_Do this:_ Report only how many lines of the entries below contain the string "name".
* START Dataset records *
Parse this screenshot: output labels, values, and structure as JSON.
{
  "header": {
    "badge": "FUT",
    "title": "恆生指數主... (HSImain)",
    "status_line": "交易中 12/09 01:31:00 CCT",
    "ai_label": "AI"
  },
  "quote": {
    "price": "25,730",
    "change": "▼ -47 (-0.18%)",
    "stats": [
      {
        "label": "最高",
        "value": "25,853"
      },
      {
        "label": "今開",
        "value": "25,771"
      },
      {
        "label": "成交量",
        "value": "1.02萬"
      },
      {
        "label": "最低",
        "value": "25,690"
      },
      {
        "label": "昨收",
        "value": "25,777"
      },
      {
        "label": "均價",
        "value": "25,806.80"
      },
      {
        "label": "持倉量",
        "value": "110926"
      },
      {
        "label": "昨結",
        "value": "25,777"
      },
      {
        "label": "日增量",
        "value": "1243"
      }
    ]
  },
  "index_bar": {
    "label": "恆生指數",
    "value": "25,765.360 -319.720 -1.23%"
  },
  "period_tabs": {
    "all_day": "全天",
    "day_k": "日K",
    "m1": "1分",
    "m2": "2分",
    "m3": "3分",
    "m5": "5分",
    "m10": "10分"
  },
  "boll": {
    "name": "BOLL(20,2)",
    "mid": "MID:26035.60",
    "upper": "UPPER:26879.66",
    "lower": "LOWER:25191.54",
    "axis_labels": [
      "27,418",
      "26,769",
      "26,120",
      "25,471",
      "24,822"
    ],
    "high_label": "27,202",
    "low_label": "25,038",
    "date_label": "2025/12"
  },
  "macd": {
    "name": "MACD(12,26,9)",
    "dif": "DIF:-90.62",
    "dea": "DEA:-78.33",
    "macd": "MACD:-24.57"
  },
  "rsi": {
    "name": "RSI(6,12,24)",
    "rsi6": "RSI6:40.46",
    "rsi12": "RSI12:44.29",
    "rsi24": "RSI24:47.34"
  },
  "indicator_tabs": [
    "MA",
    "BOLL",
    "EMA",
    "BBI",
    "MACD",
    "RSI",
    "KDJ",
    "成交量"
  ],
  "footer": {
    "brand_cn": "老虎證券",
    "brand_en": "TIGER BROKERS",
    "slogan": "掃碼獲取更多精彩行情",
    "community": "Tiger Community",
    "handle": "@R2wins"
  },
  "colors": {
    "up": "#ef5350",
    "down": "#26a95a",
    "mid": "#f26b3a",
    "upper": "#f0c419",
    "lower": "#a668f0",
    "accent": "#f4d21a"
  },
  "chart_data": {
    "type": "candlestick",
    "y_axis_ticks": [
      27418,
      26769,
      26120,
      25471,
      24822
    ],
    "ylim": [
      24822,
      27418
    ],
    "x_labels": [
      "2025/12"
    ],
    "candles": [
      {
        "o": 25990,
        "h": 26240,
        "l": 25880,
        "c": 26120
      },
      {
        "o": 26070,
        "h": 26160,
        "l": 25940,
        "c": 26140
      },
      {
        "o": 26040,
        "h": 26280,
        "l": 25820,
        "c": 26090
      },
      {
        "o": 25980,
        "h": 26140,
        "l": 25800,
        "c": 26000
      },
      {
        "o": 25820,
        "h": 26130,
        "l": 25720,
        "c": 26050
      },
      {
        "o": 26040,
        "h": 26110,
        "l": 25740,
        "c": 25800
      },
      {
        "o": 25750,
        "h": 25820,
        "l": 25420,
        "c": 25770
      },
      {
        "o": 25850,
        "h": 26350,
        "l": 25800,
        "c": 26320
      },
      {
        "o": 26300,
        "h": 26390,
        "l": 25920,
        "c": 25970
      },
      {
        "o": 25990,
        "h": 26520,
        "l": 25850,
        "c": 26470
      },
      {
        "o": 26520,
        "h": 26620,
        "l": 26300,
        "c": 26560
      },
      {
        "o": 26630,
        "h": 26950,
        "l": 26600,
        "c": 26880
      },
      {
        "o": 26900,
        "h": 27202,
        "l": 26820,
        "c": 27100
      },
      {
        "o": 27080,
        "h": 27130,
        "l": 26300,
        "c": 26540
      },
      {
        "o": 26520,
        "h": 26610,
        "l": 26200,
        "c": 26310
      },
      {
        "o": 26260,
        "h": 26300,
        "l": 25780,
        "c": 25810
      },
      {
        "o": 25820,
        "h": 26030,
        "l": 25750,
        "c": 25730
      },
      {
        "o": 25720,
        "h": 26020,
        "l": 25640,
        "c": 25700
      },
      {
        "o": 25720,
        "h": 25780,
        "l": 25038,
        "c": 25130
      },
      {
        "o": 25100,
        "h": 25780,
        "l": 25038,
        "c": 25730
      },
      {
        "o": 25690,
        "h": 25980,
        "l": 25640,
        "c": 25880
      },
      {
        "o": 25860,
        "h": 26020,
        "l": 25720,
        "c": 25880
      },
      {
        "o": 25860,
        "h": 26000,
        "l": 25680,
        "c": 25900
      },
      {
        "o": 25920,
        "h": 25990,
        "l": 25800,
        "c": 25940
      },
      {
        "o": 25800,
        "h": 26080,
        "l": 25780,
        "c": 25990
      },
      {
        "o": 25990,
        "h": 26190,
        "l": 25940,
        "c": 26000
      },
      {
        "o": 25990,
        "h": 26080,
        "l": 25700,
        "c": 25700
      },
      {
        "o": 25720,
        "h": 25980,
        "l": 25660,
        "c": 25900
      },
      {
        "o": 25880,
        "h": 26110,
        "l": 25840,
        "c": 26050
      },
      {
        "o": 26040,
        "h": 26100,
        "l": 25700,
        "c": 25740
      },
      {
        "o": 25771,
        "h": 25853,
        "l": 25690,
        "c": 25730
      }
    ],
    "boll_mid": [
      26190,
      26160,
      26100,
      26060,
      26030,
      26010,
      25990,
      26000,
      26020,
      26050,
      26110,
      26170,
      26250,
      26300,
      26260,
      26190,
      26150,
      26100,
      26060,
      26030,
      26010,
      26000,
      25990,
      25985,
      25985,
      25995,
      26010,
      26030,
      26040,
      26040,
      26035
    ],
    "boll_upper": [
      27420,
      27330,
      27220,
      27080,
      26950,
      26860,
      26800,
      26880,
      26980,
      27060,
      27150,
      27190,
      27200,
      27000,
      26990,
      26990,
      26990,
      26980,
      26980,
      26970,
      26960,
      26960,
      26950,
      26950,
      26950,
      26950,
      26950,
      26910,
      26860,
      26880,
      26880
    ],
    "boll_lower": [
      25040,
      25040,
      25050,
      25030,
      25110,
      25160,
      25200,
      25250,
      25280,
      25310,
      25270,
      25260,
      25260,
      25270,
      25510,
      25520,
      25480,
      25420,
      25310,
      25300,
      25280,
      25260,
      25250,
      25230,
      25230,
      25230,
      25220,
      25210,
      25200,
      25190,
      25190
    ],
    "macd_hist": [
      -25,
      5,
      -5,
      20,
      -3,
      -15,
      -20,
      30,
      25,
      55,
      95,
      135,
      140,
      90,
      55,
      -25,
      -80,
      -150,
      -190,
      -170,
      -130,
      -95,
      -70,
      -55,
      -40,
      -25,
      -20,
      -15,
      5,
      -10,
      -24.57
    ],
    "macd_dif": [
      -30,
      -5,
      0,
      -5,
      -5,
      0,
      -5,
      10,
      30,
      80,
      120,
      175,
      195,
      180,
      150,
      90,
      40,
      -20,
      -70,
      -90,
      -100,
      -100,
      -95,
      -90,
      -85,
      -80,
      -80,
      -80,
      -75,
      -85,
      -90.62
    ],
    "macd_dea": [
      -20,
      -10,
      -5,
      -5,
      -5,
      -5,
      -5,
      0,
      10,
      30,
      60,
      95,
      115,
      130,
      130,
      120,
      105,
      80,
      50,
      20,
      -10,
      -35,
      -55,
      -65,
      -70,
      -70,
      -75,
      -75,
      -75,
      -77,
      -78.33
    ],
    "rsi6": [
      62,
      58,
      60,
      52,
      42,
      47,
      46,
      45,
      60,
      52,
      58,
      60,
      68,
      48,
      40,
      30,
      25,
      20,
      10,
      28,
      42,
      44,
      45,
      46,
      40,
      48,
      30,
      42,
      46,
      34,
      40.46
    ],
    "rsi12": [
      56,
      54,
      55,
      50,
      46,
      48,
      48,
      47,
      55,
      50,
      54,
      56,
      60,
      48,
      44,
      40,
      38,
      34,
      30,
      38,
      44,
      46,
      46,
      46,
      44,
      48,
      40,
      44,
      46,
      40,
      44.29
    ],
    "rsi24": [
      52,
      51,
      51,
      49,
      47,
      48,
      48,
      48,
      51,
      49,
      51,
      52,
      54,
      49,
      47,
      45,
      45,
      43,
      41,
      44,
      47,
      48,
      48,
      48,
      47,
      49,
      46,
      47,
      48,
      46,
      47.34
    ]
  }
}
* END Dataset records *
_Solution:_ 3